*Direction:*
In the copy, include every entry exactly but none of the pictures.

*Provided data:*
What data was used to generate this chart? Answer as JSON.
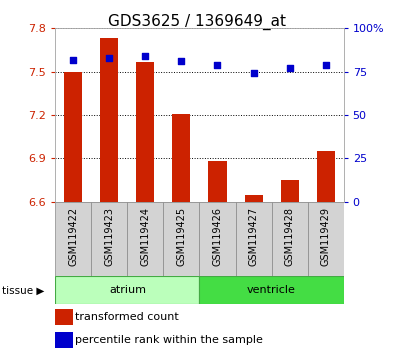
{
  "title": "GDS3625 / 1369649_at",
  "samples": [
    "GSM119422",
    "GSM119423",
    "GSM119424",
    "GSM119425",
    "GSM119426",
    "GSM119427",
    "GSM119428",
    "GSM119429"
  ],
  "transformed_counts": [
    7.5,
    7.73,
    7.57,
    7.21,
    6.88,
    6.65,
    6.75,
    6.95
  ],
  "percentile_ranks": [
    82,
    83,
    84,
    81,
    79,
    74,
    77,
    79
  ],
  "ylim_left": [
    6.6,
    7.8
  ],
  "ylim_right": [
    0,
    100
  ],
  "yticks_left": [
    6.6,
    6.9,
    7.2,
    7.5,
    7.8
  ],
  "yticks_right": [
    0,
    25,
    50,
    75,
    100
  ],
  "bar_color": "#cc2200",
  "dot_color": "#0000cc",
  "bar_width": 0.5,
  "groups": [
    {
      "label": "atrium",
      "samples": [
        0,
        1,
        2,
        3
      ],
      "color": "#bbffbb",
      "edge_color": "#44aa44"
    },
    {
      "label": "ventricle",
      "samples": [
        4,
        5,
        6,
        7
      ],
      "color": "#44dd44",
      "edge_color": "#44aa44"
    }
  ],
  "tick_label_color_left": "#cc2200",
  "tick_label_color_right": "#0000cc",
  "title_fontsize": 11,
  "tick_fontsize": 8,
  "label_fontsize": 7,
  "legend_fontsize": 8,
  "tissue_fontsize": 8
}
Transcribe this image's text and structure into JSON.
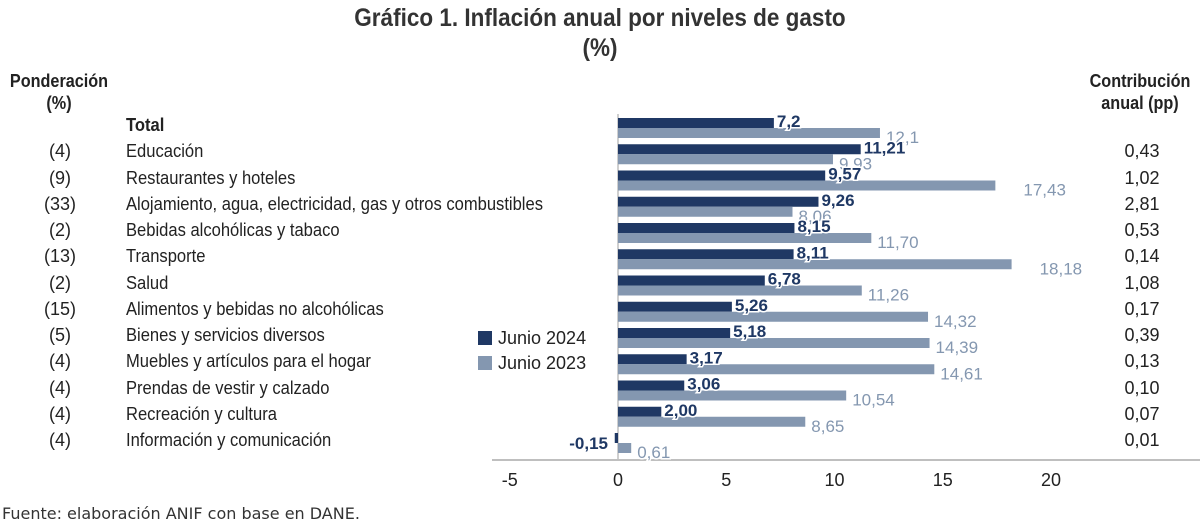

*Finished task:*
What data was used to generate this chart? Answer as JSON.
{
  "title": "GDS3625 / 1369649_at",
  "samples": [
    "GSM119422",
    "GSM119423",
    "GSM119424",
    "GSM119425",
    "GSM119426",
    "GSM119427",
    "GSM119428",
    "GSM119429"
  ],
  "transformed_counts": [
    7.5,
    7.73,
    7.57,
    7.21,
    6.88,
    6.65,
    6.75,
    6.95
  ],
  "percentile_ranks": [
    82,
    83,
    84,
    81,
    79,
    74,
    77,
    79
  ],
  "ylim_left": [
    6.6,
    7.8
  ],
  "ylim_right": [
    0,
    100
  ],
  "yticks_left": [
    6.6,
    6.9,
    7.2,
    7.5,
    7.8
  ],
  "yticks_right": [
    0,
    25,
    50,
    75,
    100
  ],
  "bar_color": "#cc2200",
  "dot_color": "#0000cc",
  "bar_width": 0.5,
  "groups": [
    {
      "label": "atrium",
      "samples": [
        0,
        1,
        2,
        3
      ],
      "color": "#bbffbb",
      "edge_color": "#44aa44"
    },
    {
      "label": "ventricle",
      "samples": [
        4,
        5,
        6,
        7
      ],
      "color": "#44dd44",
      "edge_color": "#44aa44"
    }
  ],
  "tick_label_color_left": "#cc2200",
  "tick_label_color_right": "#0000cc",
  "title_fontsize": 11,
  "tick_fontsize": 8,
  "label_fontsize": 7,
  "legend_fontsize": 8,
  "tissue_fontsize": 8
}
Transcribe this image's text and structure into JSON.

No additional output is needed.